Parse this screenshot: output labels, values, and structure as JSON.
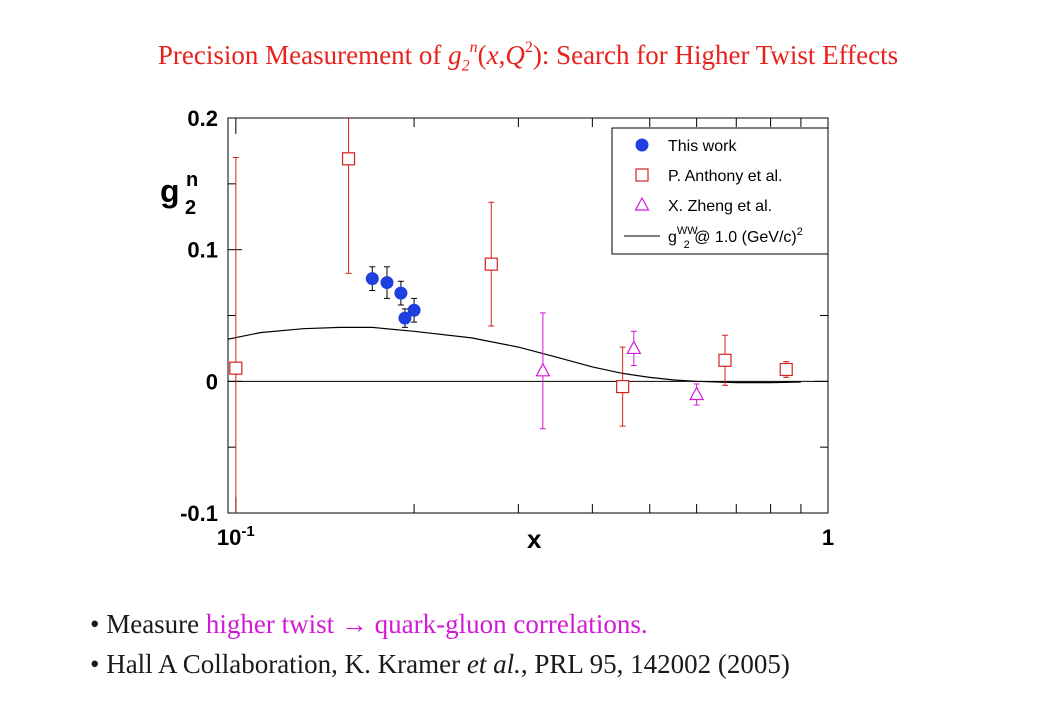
{
  "title": {
    "prefix": "Precision Measurement  of ",
    "g": "g",
    "sub": "2",
    "sup_n": "n",
    "open": "(",
    "x": "x",
    "comma": ",",
    "Q": "Q",
    "sup_2": "2",
    "close": ")",
    "suffix": ": Search for Higher Twist Effects"
  },
  "bullets": {
    "b1_dot": "•",
    "b1_prefix": "Measure ",
    "b1_highlight": "higher twist  → quark-gluon correlations.",
    "b2_dot": "•",
    "b2_prefix": "Hall A Collaboration, K. Kramer ",
    "b2_etal": "et al.",
    "b2_suffix": ",  PRL 95, 142002 (2005)"
  },
  "colors": {
    "this_work": "#1f3fe0",
    "anthony": "#d42020",
    "zheng": "#d11ad6",
    "curve": "#000000"
  },
  "chart_data": {
    "type": "scatter",
    "xlabel": "x",
    "ylabel": "g",
    "ylabel_sub": "2",
    "ylabel_sup": "n",
    "xscale": "log",
    "xlim": [
      0.097,
      1.0
    ],
    "ylim": [
      -0.1,
      0.2
    ],
    "xticks": [
      {
        "value": 0.1,
        "label": "10",
        "sup": "-1"
      },
      {
        "value": 1.0,
        "label": "1",
        "sup": ""
      }
    ],
    "yticks": [
      {
        "value": 0.2,
        "label": "0.2"
      },
      {
        "value": 0.1,
        "label": "0.1"
      },
      {
        "value": 0.0,
        "label": "0"
      },
      {
        "value": -0.1,
        "label": "-0.1"
      }
    ],
    "zero_line": true,
    "legend_position": "top-right",
    "legend": [
      {
        "series": "this_work",
        "label": "This work"
      },
      {
        "series": "anthony",
        "label": "P. Anthony et al."
      },
      {
        "series": "zheng",
        "label": "X. Zheng et al."
      },
      {
        "series": "curve",
        "label_main": "g",
        "label_sub": "2",
        "label_sup": "WW",
        "label_rest": " @ 1.0 (GeV/c)",
        "label_pow": "2"
      }
    ],
    "series": [
      {
        "id": "this_work",
        "marker": "circle",
        "points": [
          {
            "x": 0.17,
            "y": 0.078,
            "err": 0.009
          },
          {
            "x": 0.18,
            "y": 0.075,
            "err": 0.012
          },
          {
            "x": 0.19,
            "y": 0.067,
            "err": 0.009
          },
          {
            "x": 0.193,
            "y": 0.048,
            "err": 0.007
          },
          {
            "x": 0.2,
            "y": 0.054,
            "err": 0.009
          }
        ]
      },
      {
        "id": "anthony",
        "marker": "square",
        "points": [
          {
            "x": 0.1,
            "y": 0.01,
            "err": 0.16
          },
          {
            "x": 0.155,
            "y": 0.169,
            "err": 0.087
          },
          {
            "x": 0.27,
            "y": 0.089,
            "err": 0.047
          },
          {
            "x": 0.45,
            "y": -0.004,
            "err": 0.03
          },
          {
            "x": 0.67,
            "y": 0.016,
            "err": 0.019
          },
          {
            "x": 0.85,
            "y": 0.009,
            "err": 0.006
          }
        ]
      },
      {
        "id": "zheng",
        "marker": "triangle",
        "points": [
          {
            "x": 0.33,
            "y": 0.008,
            "err": 0.044
          },
          {
            "x": 0.47,
            "y": 0.025,
            "err": 0.013
          },
          {
            "x": 0.6,
            "y": -0.01,
            "err": 0.008
          }
        ]
      },
      {
        "id": "curve",
        "marker": "line",
        "points": [
          {
            "x": 0.097,
            "y": 0.032
          },
          {
            "x": 0.11,
            "y": 0.037
          },
          {
            "x": 0.13,
            "y": 0.04
          },
          {
            "x": 0.15,
            "y": 0.041
          },
          {
            "x": 0.17,
            "y": 0.041
          },
          {
            "x": 0.2,
            "y": 0.038
          },
          {
            "x": 0.25,
            "y": 0.033
          },
          {
            "x": 0.3,
            "y": 0.026
          },
          {
            "x": 0.35,
            "y": 0.018
          },
          {
            "x": 0.4,
            "y": 0.011
          },
          {
            "x": 0.45,
            "y": 0.006
          },
          {
            "x": 0.5,
            "y": 0.003
          },
          {
            "x": 0.55,
            "y": 0.001
          },
          {
            "x": 0.6,
            "y": 0.0
          },
          {
            "x": 0.65,
            "y": -0.0005
          },
          {
            "x": 0.7,
            "y": -0.001
          },
          {
            "x": 0.8,
            "y": -0.001
          },
          {
            "x": 0.9,
            "y": -0.0005
          }
        ]
      }
    ]
  }
}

========================

| Written task |
Go through the data above and transcribe it in full, omitting any image.

| Correct output |
Parse this screenshot: output labels, values, and structure as JSON.
{
  "title": {
    "prefix": "Precision Measurement  of ",
    "g": "g",
    "sub": "2",
    "sup_n": "n",
    "open": "(",
    "x": "x",
    "comma": ",",
    "Q": "Q",
    "sup_2": "2",
    "close": ")",
    "suffix": ": Search for Higher Twist Effects"
  },
  "bullets": {
    "b1_dot": "•",
    "b1_prefix": "Measure ",
    "b1_highlight": "higher twist  → quark-gluon correlations.",
    "b2_dot": "•",
    "b2_prefix": "Hall A Collaboration, K. Kramer ",
    "b2_etal": "et al.",
    "b2_suffix": ",  PRL 95, 142002 (2005)"
  },
  "colors": {
    "this_work": "#1f3fe0",
    "anthony": "#d42020",
    "zheng": "#d11ad6",
    "curve": "#000000"
  },
  "chart_data": {
    "type": "scatter",
    "xlabel": "x",
    "ylabel": "g",
    "ylabel_sub": "2",
    "ylabel_sup": "n",
    "xscale": "log",
    "xlim": [
      0.097,
      1.0
    ],
    "ylim": [
      -0.1,
      0.2
    ],
    "xticks": [
      {
        "value": 0.1,
        "label": "10",
        "sup": "-1"
      },
      {
        "value": 1.0,
        "label": "1",
        "sup": ""
      }
    ],
    "yticks": [
      {
        "value": 0.2,
        "label": "0.2"
      },
      {
        "value": 0.1,
        "label": "0.1"
      },
      {
        "value": 0.0,
        "label": "0"
      },
      {
        "value": -0.1,
        "label": "-0.1"
      }
    ],
    "zero_line": true,
    "legend_position": "top-right",
    "legend": [
      {
        "series": "this_work",
        "label": "This work"
      },
      {
        "series": "anthony",
        "label": "P. Anthony et al."
      },
      {
        "series": "zheng",
        "label": "X. Zheng et al."
      },
      {
        "series": "curve",
        "label_main": "g",
        "label_sub": "2",
        "label_sup": "WW",
        "label_rest": " @ 1.0 (GeV/c)",
        "label_pow": "2"
      }
    ],
    "series": [
      {
        "id": "this_work",
        "marker": "circle",
        "points": [
          {
            "x": 0.17,
            "y": 0.078,
            "err": 0.009
          },
          {
            "x": 0.18,
            "y": 0.075,
            "err": 0.012
          },
          {
            "x": 0.19,
            "y": 0.067,
            "err": 0.009
          },
          {
            "x": 0.193,
            "y": 0.048,
            "err": 0.007
          },
          {
            "x": 0.2,
            "y": 0.054,
            "err": 0.009
          }
        ]
      },
      {
        "id": "anthony",
        "marker": "square",
        "points": [
          {
            "x": 0.1,
            "y": 0.01,
            "err": 0.16
          },
          {
            "x": 0.155,
            "y": 0.169,
            "err": 0.087
          },
          {
            "x": 0.27,
            "y": 0.089,
            "err": 0.047
          },
          {
            "x": 0.45,
            "y": -0.004,
            "err": 0.03
          },
          {
            "x": 0.67,
            "y": 0.016,
            "err": 0.019
          },
          {
            "x": 0.85,
            "y": 0.009,
            "err": 0.006
          }
        ]
      },
      {
        "id": "zheng",
        "marker": "triangle",
        "points": [
          {
            "x": 0.33,
            "y": 0.008,
            "err": 0.044
          },
          {
            "x": 0.47,
            "y": 0.025,
            "err": 0.013
          },
          {
            "x": 0.6,
            "y": -0.01,
            "err": 0.008
          }
        ]
      },
      {
        "id": "curve",
        "marker": "line",
        "points": [
          {
            "x": 0.097,
            "y": 0.032
          },
          {
            "x": 0.11,
            "y": 0.037
          },
          {
            "x": 0.13,
            "y": 0.04
          },
          {
            "x": 0.15,
            "y": 0.041
          },
          {
            "x": 0.17,
            "y": 0.041
          },
          {
            "x": 0.2,
            "y": 0.038
          },
          {
            "x": 0.25,
            "y": 0.033
          },
          {
            "x": 0.3,
            "y": 0.026
          },
          {
            "x": 0.35,
            "y": 0.018
          },
          {
            "x": 0.4,
            "y": 0.011
          },
          {
            "x": 0.45,
            "y": 0.006
          },
          {
            "x": 0.5,
            "y": 0.003
          },
          {
            "x": 0.55,
            "y": 0.001
          },
          {
            "x": 0.6,
            "y": 0.0
          },
          {
            "x": 0.65,
            "y": -0.0005
          },
          {
            "x": 0.7,
            "y": -0.001
          },
          {
            "x": 0.8,
            "y": -0.001
          },
          {
            "x": 0.9,
            "y": -0.0005
          }
        ]
      }
    ]
  }
}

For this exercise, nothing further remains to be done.